WHAT TO PRODUCE:
Return each line containing "risco".

Data extracted from a collection:
[Begin]

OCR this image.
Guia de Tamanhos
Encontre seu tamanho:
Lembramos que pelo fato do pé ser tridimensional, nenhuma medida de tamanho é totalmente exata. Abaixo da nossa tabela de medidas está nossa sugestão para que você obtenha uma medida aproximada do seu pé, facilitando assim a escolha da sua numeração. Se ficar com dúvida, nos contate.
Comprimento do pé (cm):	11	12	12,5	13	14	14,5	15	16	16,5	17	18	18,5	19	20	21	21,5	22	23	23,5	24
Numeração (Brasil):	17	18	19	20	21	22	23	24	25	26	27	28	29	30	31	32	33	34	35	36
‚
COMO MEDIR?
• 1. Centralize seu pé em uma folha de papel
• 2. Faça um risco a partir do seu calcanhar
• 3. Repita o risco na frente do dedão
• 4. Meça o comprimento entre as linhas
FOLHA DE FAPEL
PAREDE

[End]

ANSWER:
• 2. Faça um risco a partir do seu calcanhar
• 3. Repita o risco na frente do dedão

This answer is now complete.